## START Dataset rows
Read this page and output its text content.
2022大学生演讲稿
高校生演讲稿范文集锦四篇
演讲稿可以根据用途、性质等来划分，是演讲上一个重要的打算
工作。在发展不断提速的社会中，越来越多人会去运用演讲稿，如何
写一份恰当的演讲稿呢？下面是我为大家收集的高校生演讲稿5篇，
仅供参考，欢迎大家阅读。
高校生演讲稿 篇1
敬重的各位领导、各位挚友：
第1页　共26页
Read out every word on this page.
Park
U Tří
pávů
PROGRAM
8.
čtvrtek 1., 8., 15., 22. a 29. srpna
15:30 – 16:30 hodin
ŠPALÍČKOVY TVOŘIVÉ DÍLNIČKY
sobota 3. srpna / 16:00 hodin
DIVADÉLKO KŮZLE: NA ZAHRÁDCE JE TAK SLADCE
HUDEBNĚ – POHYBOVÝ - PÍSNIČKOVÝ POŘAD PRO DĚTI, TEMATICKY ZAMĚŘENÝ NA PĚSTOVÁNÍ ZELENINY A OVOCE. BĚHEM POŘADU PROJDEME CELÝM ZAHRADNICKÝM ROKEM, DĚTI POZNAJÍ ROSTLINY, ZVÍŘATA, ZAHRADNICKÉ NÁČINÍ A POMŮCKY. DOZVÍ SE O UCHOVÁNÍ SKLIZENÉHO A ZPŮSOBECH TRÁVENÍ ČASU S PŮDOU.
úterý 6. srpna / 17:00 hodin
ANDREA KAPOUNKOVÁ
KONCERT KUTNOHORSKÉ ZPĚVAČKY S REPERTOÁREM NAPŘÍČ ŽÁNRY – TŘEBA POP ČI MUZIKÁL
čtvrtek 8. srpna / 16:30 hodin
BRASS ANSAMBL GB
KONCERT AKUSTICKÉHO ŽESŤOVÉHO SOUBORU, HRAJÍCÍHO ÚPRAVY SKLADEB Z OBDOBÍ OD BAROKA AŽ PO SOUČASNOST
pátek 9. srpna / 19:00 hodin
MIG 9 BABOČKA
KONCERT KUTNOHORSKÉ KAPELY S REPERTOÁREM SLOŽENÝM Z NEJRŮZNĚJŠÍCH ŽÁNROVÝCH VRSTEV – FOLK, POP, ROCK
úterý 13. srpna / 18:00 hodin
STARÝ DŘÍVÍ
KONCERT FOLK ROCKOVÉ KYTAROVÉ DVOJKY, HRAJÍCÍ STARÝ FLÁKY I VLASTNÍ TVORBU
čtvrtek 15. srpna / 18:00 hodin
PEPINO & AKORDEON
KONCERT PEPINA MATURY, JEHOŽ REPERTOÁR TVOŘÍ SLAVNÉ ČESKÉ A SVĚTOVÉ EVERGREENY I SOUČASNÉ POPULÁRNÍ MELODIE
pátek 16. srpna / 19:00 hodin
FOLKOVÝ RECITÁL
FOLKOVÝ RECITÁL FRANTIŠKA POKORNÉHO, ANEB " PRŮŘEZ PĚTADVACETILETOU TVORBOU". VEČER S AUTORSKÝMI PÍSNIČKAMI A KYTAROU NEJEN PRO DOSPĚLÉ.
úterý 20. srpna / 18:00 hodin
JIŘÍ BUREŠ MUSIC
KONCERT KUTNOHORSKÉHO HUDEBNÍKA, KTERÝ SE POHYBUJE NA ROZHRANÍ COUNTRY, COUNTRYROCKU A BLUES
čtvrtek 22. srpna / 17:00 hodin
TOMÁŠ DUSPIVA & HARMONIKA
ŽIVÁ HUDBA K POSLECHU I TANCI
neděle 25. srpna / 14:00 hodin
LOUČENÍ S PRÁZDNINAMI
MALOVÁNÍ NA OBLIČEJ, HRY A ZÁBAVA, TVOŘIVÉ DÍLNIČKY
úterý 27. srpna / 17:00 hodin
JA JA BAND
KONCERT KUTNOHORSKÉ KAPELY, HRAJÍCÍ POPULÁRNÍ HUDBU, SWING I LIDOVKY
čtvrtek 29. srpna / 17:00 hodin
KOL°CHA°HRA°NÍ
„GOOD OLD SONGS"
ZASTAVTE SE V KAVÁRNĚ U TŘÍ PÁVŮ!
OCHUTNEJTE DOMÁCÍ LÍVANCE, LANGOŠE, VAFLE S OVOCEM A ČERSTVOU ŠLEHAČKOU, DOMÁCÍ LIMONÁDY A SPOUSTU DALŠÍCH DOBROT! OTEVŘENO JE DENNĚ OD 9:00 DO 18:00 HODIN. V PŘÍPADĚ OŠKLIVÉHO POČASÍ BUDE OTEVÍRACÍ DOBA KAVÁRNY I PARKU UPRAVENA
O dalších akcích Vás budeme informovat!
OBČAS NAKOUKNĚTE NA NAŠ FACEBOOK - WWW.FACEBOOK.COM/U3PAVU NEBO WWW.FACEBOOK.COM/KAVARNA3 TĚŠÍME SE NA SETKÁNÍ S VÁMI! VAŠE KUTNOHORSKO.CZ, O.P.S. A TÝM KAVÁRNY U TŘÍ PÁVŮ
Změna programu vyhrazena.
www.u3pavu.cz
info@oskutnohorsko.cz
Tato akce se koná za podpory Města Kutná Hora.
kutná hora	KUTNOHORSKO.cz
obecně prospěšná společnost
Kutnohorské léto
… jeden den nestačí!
## END Dataset rows
▶ [What you need to do]:
Set down the listing above in full, please, exactly as it appears.

▶ [Exercise result]:
Read this page and output its text content.
2022大学生演讲稿
高校生演讲稿范文集锦四篇
演讲稿可以根据用途、性质等来划分，是演讲上一个重要的打算
工作。在发展不断提速的社会中，越来越多人会去运用演讲稿，如何
写一份恰当的演讲稿呢？下面是我为大家收集的高校生演讲稿5篇，
仅供参考，欢迎大家阅读。
高校生演讲稿 篇1
敬重的各位领导、各位挚友：
第1页　共26页
Read out every word on this page.
Park
U Tří
pávů
PROGRAM
8.
čtvrtek 1., 8., 15., 22. a 29. srpna
15:30 – 16:30 hodin
ŠPALÍČKOVY TVOŘIVÉ DÍLNIČKY
sobota 3. srpna / 16:00 hodin
DIVADÉLKO KŮZLE: NA ZAHRÁDCE JE TAK SLADCE
HUDEBNĚ – POHYBOVÝ - PÍSNIČKOVÝ POŘAD PRO DĚTI, TEMATICKY ZAMĚŘENÝ NA PĚSTOVÁNÍ ZELENINY A OVOCE. BĚHEM POŘADU PROJDEME CELÝM ZAHRADNICKÝM ROKEM, DĚTI POZNAJÍ ROSTLINY, ZVÍŘATA, ZAHRADNICKÉ NÁČINÍ A POMŮCKY. DOZVÍ SE O UCHOVÁNÍ SKLIZENÉHO A ZPŮSOBECH TRÁVENÍ ČASU S PŮDOU.
úterý 6. srpna / 17:00 hodin
ANDREA KAPOUNKOVÁ
KONCERT KUTNOHORSKÉ ZPĚVAČKY S REPERTOÁREM NAPŘÍČ ŽÁNRY – TŘEBA POP ČI MUZIKÁL
čtvrtek 8. srpna / 16:30 hodin
BRASS ANSAMBL GB
KONCERT AKUSTICKÉHO ŽESŤOVÉHO SOUBORU, HRAJÍCÍHO ÚPRAVY SKLADEB Z OBDOBÍ OD BAROKA AŽ PO SOUČASNOST
pátek 9. srpna / 19:00 hodin
MIG 9 BABOČKA
KONCERT KUTNOHORSKÉ KAPELY S REPERTOÁREM SLOŽENÝM Z NEJRŮZNĚJŠÍCH ŽÁNROVÝCH VRSTEV – FOLK, POP, ROCK
úterý 13. srpna / 18:00 hodin
STARÝ DŘÍVÍ
KONCERT FOLK ROCKOVÉ KYTAROVÉ DVOJKY, HRAJÍCÍ STARÝ FLÁKY I VLASTNÍ TVORBU
čtvrtek 15. srpna / 18:00 hodin
PEPINO & AKORDEON
KONCERT PEPINA MATURY, JEHOŽ REPERTOÁR TVOŘÍ SLAVNÉ ČESKÉ A SVĚTOVÉ EVERGREENY I SOUČASNÉ POPULÁRNÍ MELODIE
pátek 16. srpna / 19:00 hodin
FOLKOVÝ RECITÁL
FOLKOVÝ RECITÁL FRANTIŠKA POKORNÉHO, ANEB " PRŮŘEZ PĚTADVACETILETOU TVORBOU". VEČER S AUTORSKÝMI PÍSNIČKAMI A KYTAROU NEJEN PRO DOSPĚLÉ.
úterý 20. srpna / 18:00 hodin
JIŘÍ BUREŠ MUSIC
KONCERT KUTNOHORSKÉHO HUDEBNÍKA, KTERÝ SE POHYBUJE NA ROZHRANÍ COUNTRY, COUNTRYROCKU A BLUES
čtvrtek 22. srpna / 17:00 hodin
TOMÁŠ DUSPIVA & HARMONIKA
ŽIVÁ HUDBA K POSLECHU I TANCI
neděle 25. srpna / 14:00 hodin
LOUČENÍ S PRÁZDNINAMI
MALOVÁNÍ NA OBLIČEJ, HRY A ZÁBAVA, TVOŘIVÉ DÍLNIČKY
úterý 27. srpna / 17:00 hodin
JA JA BAND
KONCERT KUTNOHORSKÉ KAPELY, HRAJÍCÍ POPULÁRNÍ HUDBU, SWING I LIDOVKY
čtvrtek 29. srpna / 17:00 hodin
KOL°CHA°HRA°NÍ
„GOOD OLD SONGS"
ZASTAVTE SE V KAVÁRNĚ U TŘÍ PÁVŮ!
OCHUTNEJTE DOMÁCÍ LÍVANCE, LANGOŠE, VAFLE S OVOCEM A ČERSTVOU ŠLEHAČKOU, DOMÁCÍ LIMONÁDY A SPOUSTU DALŠÍCH DOBROT! OTEVŘENO JE DENNĚ OD 9:00 DO 18:00 HODIN. V PŘÍPADĚ OŠKLIVÉHO POČASÍ BUDE OTEVÍRACÍ DOBA KAVÁRNY I PARKU UPRAVENA
O dalších akcích Vás budeme informovat!
OBČAS NAKOUKNĚTE NA NAŠ FACEBOOK - WWW.FACEBOOK.COM/U3PAVU NEBO WWW.FACEBOOK.COM/KAVARNA3 TĚŠÍME SE NA SETKÁNÍ S VÁMI! VAŠE KUTNOHORSKO.CZ, O.P.S. A TÝM KAVÁRNY U TŘÍ PÁVŮ
Změna programu vyhrazena.
www.u3pavu.cz
info@oskutnohorsko.cz
Tato akce se koná za podpory Města Kutná Hora.
kutná hora	KUTNOHORSKO.cz
obecně prospěšná společnost
Kutnohorské léto
… jeden den nestačí!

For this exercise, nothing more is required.